▶ **WHAT THE TASK REQUIRES**
Format the material from the line containing "value-cell: 1.6 xyxy=(218,155,278,189)" down through the line containing "value-cell: 6.6 xyxy=(518,122,578,156)" as a Markdown table, with both end lines included and blank lines skipped. Use the columns No. and Entry: No. holds a running row number, and Entry holds the line itself.

▶ **DATASET ENTRIES**
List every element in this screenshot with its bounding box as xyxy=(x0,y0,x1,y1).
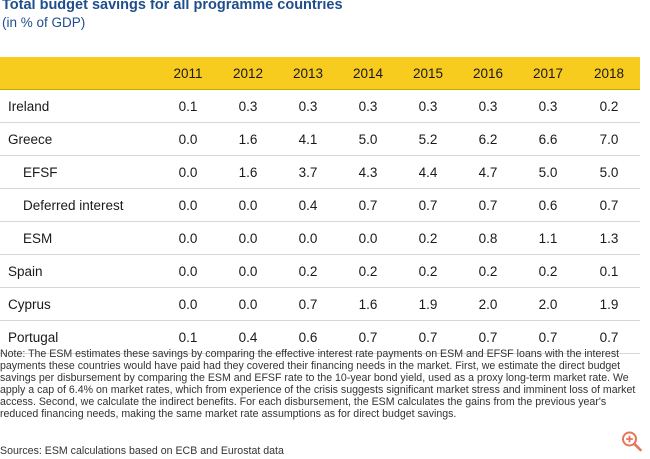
value-cell: 1.6 xyxy=(218,155,278,189)
value-cell: 0.6 xyxy=(518,188,578,222)
row-label: Cyprus xyxy=(0,287,158,321)
value-cell: 0.7 xyxy=(518,320,578,354)
value-cell: 0.2 xyxy=(518,254,578,288)
header-blank-cell xyxy=(0,57,158,90)
value-cell: 0.0 xyxy=(218,254,278,288)
year-header: 2011 xyxy=(158,57,218,90)
value-cell: 0.3 xyxy=(518,89,578,123)
year-header: 2013 xyxy=(278,57,338,90)
zoom-in-icon[interactable] xyxy=(620,430,644,452)
value-cell: 0.7 xyxy=(458,320,518,354)
value-cell: 0.7 xyxy=(338,320,398,354)
value-cell: 0.0 xyxy=(158,155,218,189)
value-cell: 0.8 xyxy=(458,221,518,255)
row-sublabel: Deferred interest xyxy=(0,188,158,222)
value-cell: 7.0 xyxy=(578,122,640,156)
value-cell: 0.2 xyxy=(338,254,398,288)
value-cell: 1.6 xyxy=(218,122,278,156)
value-cell: 1.1 xyxy=(518,221,578,255)
value-cell: 0.0 xyxy=(218,188,278,222)
row-label: Portugal xyxy=(0,320,158,354)
row-sublabel: EFSF xyxy=(0,155,158,189)
value-cell: 0.3 xyxy=(398,89,458,123)
table-row: ESM 0.0 0.0 0.0 0.0 0.2 0.8 1.1 1.3 xyxy=(0,221,640,255)
row-label: Spain xyxy=(0,254,158,288)
year-header: 2017 xyxy=(518,57,578,90)
value-cell: 0.3 xyxy=(458,89,518,123)
value-cell: 2.0 xyxy=(458,287,518,321)
row-sublabel: ESM xyxy=(0,221,158,255)
value-cell: 3.7 xyxy=(278,155,338,189)
table-source: Sources: ESM calculations based on ECB a… xyxy=(0,445,284,457)
value-cell: 6.6 xyxy=(518,122,578,156)
table-row: Greece 0.0 1.6 4.1 5.0 5.2 6.2 6.6 7.0 xyxy=(0,122,640,156)
value-cell: 0.3 xyxy=(218,89,278,123)
table-row: Spain 0.0 0.0 0.2 0.2 0.2 0.2 0.2 0.1 xyxy=(0,254,640,288)
value-cell: 5.0 xyxy=(578,155,640,189)
value-cell: 0.7 xyxy=(398,188,458,222)
value-cell: 0.3 xyxy=(338,89,398,123)
table-row: Portugal 0.1 0.4 0.6 0.7 0.7 0.7 0.7 0.7 xyxy=(0,320,640,354)
value-cell: 0.0 xyxy=(278,221,338,255)
value-cell: 0.7 xyxy=(578,320,640,354)
value-cell: 1.9 xyxy=(578,287,640,321)
value-cell: 6.2 xyxy=(458,122,518,156)
value-cell: 0.4 xyxy=(218,320,278,354)
value-cell: 0.0 xyxy=(158,221,218,255)
table-row: Cyprus 0.0 0.0 0.7 1.6 1.9 2.0 2.0 1.9 xyxy=(0,287,640,321)
value-cell: 0.7 xyxy=(338,188,398,222)
table-row: EFSF 0.0 1.6 3.7 4.3 4.4 4.7 5.0 5.0 xyxy=(0,155,640,189)
value-cell: 5.0 xyxy=(518,155,578,189)
value-cell: 0.0 xyxy=(158,287,218,321)
table-row: Ireland 0.1 0.3 0.3 0.3 0.3 0.3 0.3 0.2 xyxy=(0,89,640,123)
value-cell: 0.1 xyxy=(578,254,640,288)
table-header-row: 2011 2012 2013 2014 2015 2016 2017 2018 xyxy=(0,57,640,90)
year-header: 2016 xyxy=(458,57,518,90)
table-title: Total budget savings for all programme c… xyxy=(2,0,343,13)
value-cell: 4.1 xyxy=(278,122,338,156)
year-header: 2015 xyxy=(398,57,458,90)
value-cell: 0.2 xyxy=(398,221,458,255)
value-cell: 0.7 xyxy=(398,320,458,354)
value-cell: 4.7 xyxy=(458,155,518,189)
value-cell: 0.2 xyxy=(578,89,640,123)
value-cell: 4.3 xyxy=(338,155,398,189)
table-subtitle: (in % of GDP) xyxy=(2,15,86,30)
value-cell: 1.6 xyxy=(338,287,398,321)
table-body: Ireland 0.1 0.3 0.3 0.3 0.3 0.3 0.3 0.2 Greece 0.0… xyxy=(0,89,640,354)
row-label: Ireland xyxy=(0,89,158,123)
year-header: 2012 xyxy=(218,57,278,90)
value-cell: 2.0 xyxy=(518,287,578,321)
value-cell: 0.2 xyxy=(398,254,458,288)
value-cell: 0.1 xyxy=(158,320,218,354)
value-cell: 0.2 xyxy=(458,254,518,288)
value-cell: 4.4 xyxy=(398,155,458,189)
value-cell: 0.7 xyxy=(578,188,640,222)
row-label: Greece xyxy=(0,122,158,156)
value-cell: 0.0 xyxy=(158,122,218,156)
year-header: 2018 xyxy=(578,57,640,90)
value-cell: 5.0 xyxy=(338,122,398,156)
value-cell: 0.1 xyxy=(158,89,218,123)
value-cell: 0.4 xyxy=(278,188,338,222)
year-header: 2014 xyxy=(338,57,398,90)
value-cell: 0.7 xyxy=(278,287,338,321)
value-cell: 5.2 xyxy=(398,122,458,156)
table-row: Deferred interest 0.0 0.0 0.4 0.7 0.7 0.7 0.6 0.… xyxy=(0,188,640,222)
value-cell: 0.0 xyxy=(218,287,278,321)
value-cell: 0.6 xyxy=(278,320,338,354)
budget-savings-table: 2011 2012 2013 2014 2015 2016 2017 2018 … xyxy=(0,57,640,354)
value-cell: 0.0 xyxy=(218,221,278,255)
table-note: Note: The ESM estimates these savings by… xyxy=(0,348,636,421)
value-cell: 0.2 xyxy=(278,254,338,288)
value-cell: 0.3 xyxy=(278,89,338,123)
value-cell: 1.3 xyxy=(578,221,640,255)
value-cell: 0.0 xyxy=(338,221,398,255)
value-cell: 0.0 xyxy=(158,254,218,288)
value-cell: 0.7 xyxy=(458,188,518,222)
value-cell: 0.0 xyxy=(158,188,218,222)
value-cell: 1.9 xyxy=(398,287,458,321)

▶ **COMPLETE OUTPUT**
| No. | Entry |
|---|---|
| 1 | value-cell: 1.6 xyxy=(218,155,278,189) |
| 2 | value-cell: 0.6 xyxy=(518,188,578,222) |
| 3 | row-label: Cyprus xyxy=(0,287,158,321) |
| 4 | value-cell: 0.7 xyxy=(518,320,578,354) |
| 5 | value-cell: 0.2 xyxy=(518,254,578,288) |
| 6 | header-blank-cell xyxy=(0,57,158,90) |
| 7 | value-cell: 0.0 xyxy=(218,254,278,288) |
| 8 | year-header: 2011 xyxy=(158,57,218,90) |
| 9 | value-cell: 0.3 xyxy=(518,89,578,123) |
| 10 | year-header: 2013 xyxy=(278,57,338,90) |
| 11 | zoom-in-icon[interactable] xyxy=(620,430,644,452) |
| 12 | value-cell: 0.7 xyxy=(458,320,518,354) |
| 13 | value-cell: 0.7 xyxy=(338,320,398,354) |
| 14 | value-cell: 0.0 xyxy=(158,155,218,189) |
| 15 | value-cell: 0.8 xyxy=(458,221,518,255) |
| 16 | row-sublabel: Deferred interest xyxy=(0,188,158,222) |
| 17 | value-cell: 7.0 xyxy=(578,122,640,156) |
| 18 | value-cell: 0.2 xyxy=(338,254,398,288) |
| 19 | value-cell: 1.6 xyxy=(218,122,278,156) |
| 20 | value-cell: 1.1 xyxy=(518,221,578,255) |
| 21 | value-cell: 0.0 xyxy=(218,188,278,222) |
| 22 | row-label: Portugal xyxy=(0,320,158,354) |
| 23 | row-sublabel: EFSF xyxy=(0,155,158,189) |
| 24 | value-cell: 0.3 xyxy=(398,89,458,123) |
| 25 | table-row: ESM 0.0 0.0 0.0 0.0 0.2 0.8 1.1 1.3 xyxy=(0,221,640,255) |
| 26 | row-label: Spain xyxy=(0,254,158,288) |
| 27 | year-header: 2017 xyxy=(518,57,578,90) |
| 28 | value-cell: 0.3 xyxy=(458,89,518,123) |
| 29 | value-cell: 2.0 xyxy=(458,287,518,321) |
| 30 | row-sublabel: ESM xyxy=(0,221,158,255) |
| 31 | value-cell: 3.7 xyxy=(278,155,338,189) |
| 32 | table-source: Sources: ESM calculations based on ECB a… xyxy=(0,445,284,457) |
| 33 | value-cell: 6.6 xyxy=(518,122,578,156) |